Wherever the string "JSON" occurs in a line of these records, report that line.

§ **Supplied material**:
+++

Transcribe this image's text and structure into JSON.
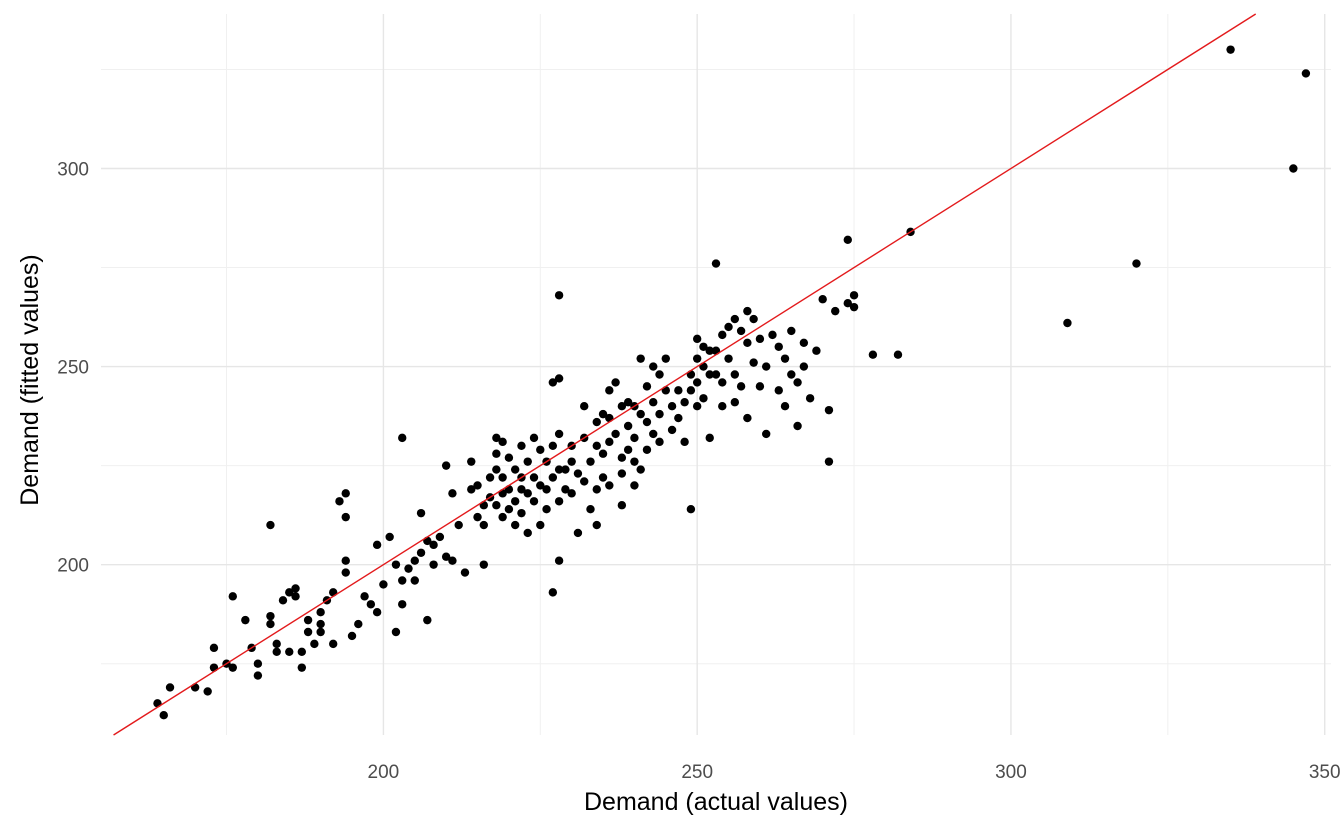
{
  "chart_data": {
    "type": "scatter",
    "title": "",
    "xlabel": "Demand (actual values)",
    "ylabel": "Demand (fitted values)",
    "xlim": [
      155,
      351
    ],
    "ylim": [
      157,
      339
    ],
    "x_ticks": [
      200,
      250,
      300,
      350
    ],
    "x_tick_labels": [
      "200",
      "250",
      "300",
      "350"
    ],
    "y_ticks": [
      200,
      250,
      300
    ],
    "y_tick_labels": [
      "200",
      "250",
      "300"
    ],
    "x_minor_ticks": [
      175,
      225,
      275,
      325
    ],
    "y_minor_ticks": [
      175,
      225,
      275,
      325
    ],
    "grid": true,
    "legend": "none",
    "point_color": "#000000",
    "reference_line": {
      "slope": 1,
      "intercept": 0,
      "color": "#e31a1c"
    },
    "points": [
      [
        164,
        165
      ],
      [
        165,
        162
      ],
      [
        166,
        169
      ],
      [
        170,
        169
      ],
      [
        172,
        168
      ],
      [
        173,
        179
      ],
      [
        173,
        174
      ],
      [
        175,
        175
      ],
      [
        176,
        192
      ],
      [
        176,
        174
      ],
      [
        178,
        186
      ],
      [
        179,
        179
      ],
      [
        180,
        175
      ],
      [
        180,
        172
      ],
      [
        182,
        210
      ],
      [
        182,
        187
      ],
      [
        182,
        185
      ],
      [
        183,
        180
      ],
      [
        183,
        178
      ],
      [
        184,
        191
      ],
      [
        185,
        193
      ],
      [
        185,
        178
      ],
      [
        186,
        192
      ],
      [
        186,
        194
      ],
      [
        187,
        178
      ],
      [
        187,
        174
      ],
      [
        188,
        186
      ],
      [
        188,
        183
      ],
      [
        189,
        180
      ],
      [
        190,
        188
      ],
      [
        190,
        185
      ],
      [
        190,
        183
      ],
      [
        191,
        191
      ],
      [
        192,
        193
      ],
      [
        192,
        180
      ],
      [
        193,
        216
      ],
      [
        194,
        218
      ],
      [
        194,
        212
      ],
      [
        194,
        201
      ],
      [
        194,
        198
      ],
      [
        195,
        182
      ],
      [
        196,
        185
      ],
      [
        197,
        192
      ],
      [
        198,
        190
      ],
      [
        199,
        205
      ],
      [
        199,
        188
      ],
      [
        200,
        195
      ],
      [
        201,
        207
      ],
      [
        202,
        200
      ],
      [
        202,
        183
      ],
      [
        203,
        232
      ],
      [
        203,
        196
      ],
      [
        203,
        190
      ],
      [
        204,
        199
      ],
      [
        205,
        201
      ],
      [
        205,
        196
      ],
      [
        206,
        213
      ],
      [
        206,
        203
      ],
      [
        207,
        206
      ],
      [
        207,
        186
      ],
      [
        208,
        200
      ],
      [
        208,
        205
      ],
      [
        209,
        207
      ],
      [
        210,
        225
      ],
      [
        210,
        202
      ],
      [
        211,
        218
      ],
      [
        211,
        201
      ],
      [
        212,
        210
      ],
      [
        213,
        198
      ],
      [
        214,
        226
      ],
      [
        214,
        219
      ],
      [
        215,
        220
      ],
      [
        215,
        212
      ],
      [
        216,
        210
      ],
      [
        216,
        200
      ],
      [
        216,
        215
      ],
      [
        217,
        222
      ],
      [
        217,
        217
      ],
      [
        218,
        232
      ],
      [
        218,
        224
      ],
      [
        218,
        228
      ],
      [
        218,
        215
      ],
      [
        219,
        231
      ],
      [
        219,
        222
      ],
      [
        219,
        212
      ],
      [
        219,
        218
      ],
      [
        220,
        227
      ],
      [
        220,
        219
      ],
      [
        220,
        214
      ],
      [
        221,
        224
      ],
      [
        221,
        216
      ],
      [
        221,
        210
      ],
      [
        222,
        230
      ],
      [
        222,
        222
      ],
      [
        222,
        219
      ],
      [
        222,
        213
      ],
      [
        223,
        226
      ],
      [
        223,
        218
      ],
      [
        223,
        208
      ],
      [
        224,
        232
      ],
      [
        224,
        222
      ],
      [
        224,
        216
      ],
      [
        225,
        229
      ],
      [
        225,
        220
      ],
      [
        225,
        210
      ],
      [
        226,
        226
      ],
      [
        226,
        219
      ],
      [
        226,
        214
      ],
      [
        227,
        246
      ],
      [
        227,
        230
      ],
      [
        227,
        222
      ],
      [
        227,
        193
      ],
      [
        228,
        268
      ],
      [
        228,
        247
      ],
      [
        228,
        233
      ],
      [
        228,
        224
      ],
      [
        228,
        216
      ],
      [
        228,
        201
      ],
      [
        229,
        224
      ],
      [
        229,
        219
      ],
      [
        230,
        230
      ],
      [
        230,
        226
      ],
      [
        230,
        218
      ],
      [
        231,
        223
      ],
      [
        231,
        208
      ],
      [
        232,
        240
      ],
      [
        232,
        232
      ],
      [
        232,
        221
      ],
      [
        233,
        226
      ],
      [
        233,
        214
      ],
      [
        234,
        236
      ],
      [
        234,
        230
      ],
      [
        234,
        219
      ],
      [
        234,
        210
      ],
      [
        235,
        238
      ],
      [
        235,
        228
      ],
      [
        235,
        222
      ],
      [
        236,
        244
      ],
      [
        236,
        237
      ],
      [
        236,
        231
      ],
      [
        236,
        220
      ],
      [
        237,
        246
      ],
      [
        237,
        233
      ],
      [
        238,
        240
      ],
      [
        238,
        227
      ],
      [
        238,
        223
      ],
      [
        238,
        215
      ],
      [
        239,
        241
      ],
      [
        239,
        235
      ],
      [
        239,
        229
      ],
      [
        240,
        240
      ],
      [
        240,
        232
      ],
      [
        240,
        226
      ],
      [
        240,
        220
      ],
      [
        241,
        252
      ],
      [
        241,
        238
      ],
      [
        241,
        224
      ],
      [
        242,
        245
      ],
      [
        242,
        236
      ],
      [
        242,
        229
      ],
      [
        243,
        250
      ],
      [
        243,
        241
      ],
      [
        243,
        233
      ],
      [
        244,
        248
      ],
      [
        244,
        238
      ],
      [
        244,
        231
      ],
      [
        245,
        252
      ],
      [
        245,
        244
      ],
      [
        246,
        240
      ],
      [
        246,
        234
      ],
      [
        247,
        244
      ],
      [
        247,
        237
      ],
      [
        248,
        231
      ],
      [
        248,
        241
      ],
      [
        249,
        214
      ],
      [
        249,
        248
      ],
      [
        249,
        244
      ],
      [
        250,
        257
      ],
      [
        250,
        252
      ],
      [
        250,
        246
      ],
      [
        250,
        240
      ],
      [
        251,
        255
      ],
      [
        251,
        250
      ],
      [
        251,
        242
      ],
      [
        252,
        254
      ],
      [
        252,
        248
      ],
      [
        252,
        232
      ],
      [
        253,
        276
      ],
      [
        253,
        254
      ],
      [
        253,
        248
      ],
      [
        254,
        258
      ],
      [
        254,
        246
      ],
      [
        254,
        240
      ],
      [
        255,
        260
      ],
      [
        255,
        252
      ],
      [
        256,
        262
      ],
      [
        256,
        248
      ],
      [
        256,
        241
      ],
      [
        257,
        259
      ],
      [
        257,
        245
      ],
      [
        258,
        264
      ],
      [
        258,
        256
      ],
      [
        258,
        237
      ],
      [
        259,
        262
      ],
      [
        259,
        251
      ],
      [
        260,
        257
      ],
      [
        260,
        245
      ],
      [
        261,
        250
      ],
      [
        261,
        233
      ],
      [
        262,
        258
      ],
      [
        263,
        255
      ],
      [
        263,
        244
      ],
      [
        264,
        252
      ],
      [
        264,
        240
      ],
      [
        265,
        259
      ],
      [
        265,
        248
      ],
      [
        266,
        235
      ],
      [
        266,
        246
      ],
      [
        267,
        256
      ],
      [
        267,
        250
      ],
      [
        268,
        242
      ],
      [
        269,
        254
      ],
      [
        270,
        267
      ],
      [
        271,
        239
      ],
      [
        271,
        226
      ],
      [
        272,
        264
      ],
      [
        274,
        282
      ],
      [
        274,
        266
      ],
      [
        275,
        268
      ],
      [
        275,
        265
      ],
      [
        278,
        253
      ],
      [
        282,
        253
      ],
      [
        284,
        284
      ],
      [
        309,
        261
      ],
      [
        320,
        276
      ],
      [
        335,
        330
      ],
      [
        345,
        300
      ],
      [
        347,
        324
      ]
    ]
  }
}
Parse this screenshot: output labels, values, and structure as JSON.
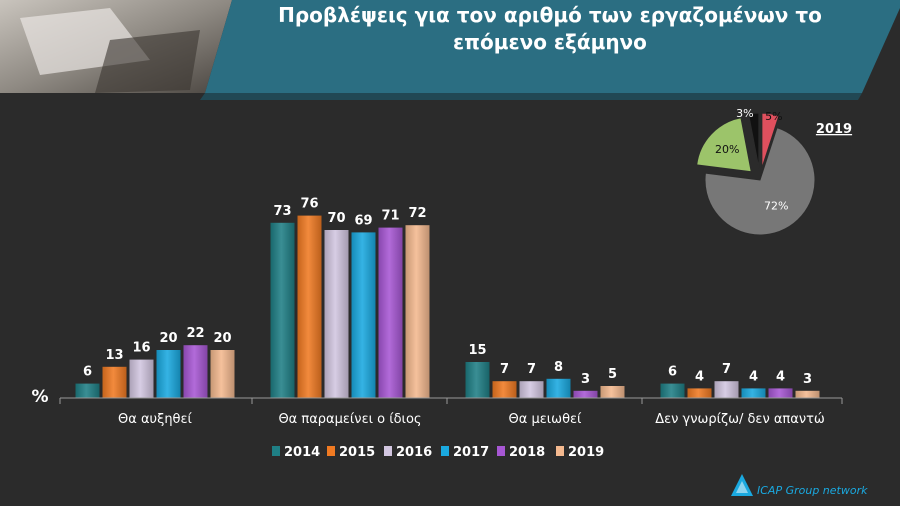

+++

§ **Task result**:
Transcribe this image's text and structure into JSON.
Parse this screenshot: output labels, values, and structure as JSON.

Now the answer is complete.